-- Begin Material shown --

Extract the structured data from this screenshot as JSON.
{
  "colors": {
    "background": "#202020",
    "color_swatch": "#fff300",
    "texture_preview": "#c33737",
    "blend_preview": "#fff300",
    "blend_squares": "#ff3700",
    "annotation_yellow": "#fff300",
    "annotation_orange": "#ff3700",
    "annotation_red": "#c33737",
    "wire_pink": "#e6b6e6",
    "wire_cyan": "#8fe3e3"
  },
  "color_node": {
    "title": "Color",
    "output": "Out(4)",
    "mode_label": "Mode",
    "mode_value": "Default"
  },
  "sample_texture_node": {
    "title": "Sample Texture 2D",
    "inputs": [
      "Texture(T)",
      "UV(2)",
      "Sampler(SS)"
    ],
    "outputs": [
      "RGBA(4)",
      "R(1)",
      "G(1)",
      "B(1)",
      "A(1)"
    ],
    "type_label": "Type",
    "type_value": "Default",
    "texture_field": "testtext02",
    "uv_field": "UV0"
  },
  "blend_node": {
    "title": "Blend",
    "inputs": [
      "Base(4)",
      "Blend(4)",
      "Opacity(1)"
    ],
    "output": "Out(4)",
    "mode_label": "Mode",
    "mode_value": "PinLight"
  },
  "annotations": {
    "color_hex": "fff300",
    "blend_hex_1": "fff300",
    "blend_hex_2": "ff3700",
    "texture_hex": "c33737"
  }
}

-- End Material shown --

What to work on
Restate each record word for word.

Correct answer
Extract the structured data from this screenshot as JSON.
{
  "colors": {
    "background": "#202020",
    "color_swatch": "#fff300",
    "texture_preview": "#c33737",
    "blend_preview": "#fff300",
    "blend_squares": "#ff3700",
    "annotation_yellow": "#fff300",
    "annotation_orange": "#ff3700",
    "annotation_red": "#c33737",
    "wire_pink": "#e6b6e6",
    "wire_cyan": "#8fe3e3"
  },
  "color_node": {
    "title": "Color",
    "output": "Out(4)",
    "mode_label": "Mode",
    "mode_value": "Default"
  },
  "sample_texture_node": {
    "title": "Sample Texture 2D",
    "inputs": [
      "Texture(T)",
      "UV(2)",
      "Sampler(SS)"
    ],
    "outputs": [
      "RGBA(4)",
      "R(1)",
      "G(1)",
      "B(1)",
      "A(1)"
    ],
    "type_label": "Type",
    "type_value": "Default",
    "texture_field": "testtext02",
    "uv_field": "UV0"
  },
  "blend_node": {
    "title": "Blend",
    "inputs": [
      "Base(4)",
      "Blend(4)",
      "Opacity(1)"
    ],
    "output": "Out(4)",
    "mode_label": "Mode",
    "mode_value": "PinLight"
  },
  "annotations": {
    "color_hex": "fff300",
    "blend_hex_1": "fff300",
    "blend_hex_2": "ff3700",
    "texture_hex": "c33737"
  }
}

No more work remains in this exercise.